Figure collection entries:
-*-

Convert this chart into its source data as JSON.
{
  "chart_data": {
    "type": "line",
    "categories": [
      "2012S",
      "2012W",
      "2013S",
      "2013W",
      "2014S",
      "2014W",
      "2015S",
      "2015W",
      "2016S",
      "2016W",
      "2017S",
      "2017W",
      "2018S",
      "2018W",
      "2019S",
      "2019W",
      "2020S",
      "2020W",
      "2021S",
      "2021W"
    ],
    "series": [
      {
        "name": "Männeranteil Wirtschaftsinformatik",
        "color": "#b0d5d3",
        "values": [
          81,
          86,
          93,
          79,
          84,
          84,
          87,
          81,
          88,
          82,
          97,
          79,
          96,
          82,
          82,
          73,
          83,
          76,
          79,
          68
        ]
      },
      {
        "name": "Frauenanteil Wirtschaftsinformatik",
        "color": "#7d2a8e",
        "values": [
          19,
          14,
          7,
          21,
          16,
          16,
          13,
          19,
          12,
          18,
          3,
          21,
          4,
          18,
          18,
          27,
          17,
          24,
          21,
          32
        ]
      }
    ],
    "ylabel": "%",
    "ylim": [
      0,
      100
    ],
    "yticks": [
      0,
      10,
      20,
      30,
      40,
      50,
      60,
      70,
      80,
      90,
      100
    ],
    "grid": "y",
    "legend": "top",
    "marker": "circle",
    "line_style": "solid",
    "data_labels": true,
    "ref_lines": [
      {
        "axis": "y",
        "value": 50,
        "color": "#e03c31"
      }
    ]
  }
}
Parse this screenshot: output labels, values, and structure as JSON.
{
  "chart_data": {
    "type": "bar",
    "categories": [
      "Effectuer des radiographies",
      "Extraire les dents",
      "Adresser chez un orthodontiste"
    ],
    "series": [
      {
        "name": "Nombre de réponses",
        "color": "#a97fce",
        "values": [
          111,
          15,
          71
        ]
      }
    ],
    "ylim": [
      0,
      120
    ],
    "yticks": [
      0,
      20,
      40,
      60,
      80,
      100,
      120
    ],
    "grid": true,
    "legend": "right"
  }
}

-*-

# What you are asked to do
Copy all of the data. Keep every word exactly as it is.

# Answer to this problem
Convert this chart into its source data as JSON.
{
  "chart_data": {
    "type": "line",
    "categories": [
      "2012S",
      "2012W",
      "2013S",
      "2013W",
      "2014S",
      "2014W",
      "2015S",
      "2015W",
      "2016S",
      "2016W",
      "2017S",
      "2017W",
      "2018S",
      "2018W",
      "2019S",
      "2019W",
      "2020S",
      "2020W",
      "2021S",
      "2021W"
    ],
    "series": [
      {
        "name": "Männeranteil Wirtschaftsinformatik",
        "color": "#b0d5d3",
        "values": [
          81,
          86,
          93,
          79,
          84,
          84,
          87,
          81,
          88,
          82,
          97,
          79,
          96,
          82,
          82,
          73,
          83,
          76,
          79,
          68
        ]
      },
      {
        "name": "Frauenanteil Wirtschaftsinformatik",
        "color": "#7d2a8e",
        "values": [
          19,
          14,
          7,
          21,
          16,
          16,
          13,
          19,
          12,
          18,
          3,
          21,
          4,
          18,
          18,
          27,
          17,
          24,
          21,
          32
        ]
      }
    ],
    "ylabel": "%",
    "ylim": [
      0,
      100
    ],
    "yticks": [
      0,
      10,
      20,
      30,
      40,
      50,
      60,
      70,
      80,
      90,
      100
    ],
    "grid": "y",
    "legend": "top",
    "marker": "circle",
    "line_style": "solid",
    "data_labels": true,
    "ref_lines": [
      {
        "axis": "y",
        "value": 50,
        "color": "#e03c31"
      }
    ]
  }
}
Parse this screenshot: output labels, values, and structure as JSON.
{
  "chart_data": {
    "type": "bar",
    "categories": [
      "Effectuer des radiographies",
      "Extraire les dents",
      "Adresser chez un orthodontiste"
    ],
    "series": [
      {
        "name": "Nombre de réponses",
        "color": "#a97fce",
        "values": [
          111,
          15,
          71
        ]
      }
    ],
    "ylim": [
      0,
      120
    ],
    "yticks": [
      0,
      20,
      40,
      60,
      80,
      100,
      120
    ],
    "grid": true,
    "legend": "right"
  }
}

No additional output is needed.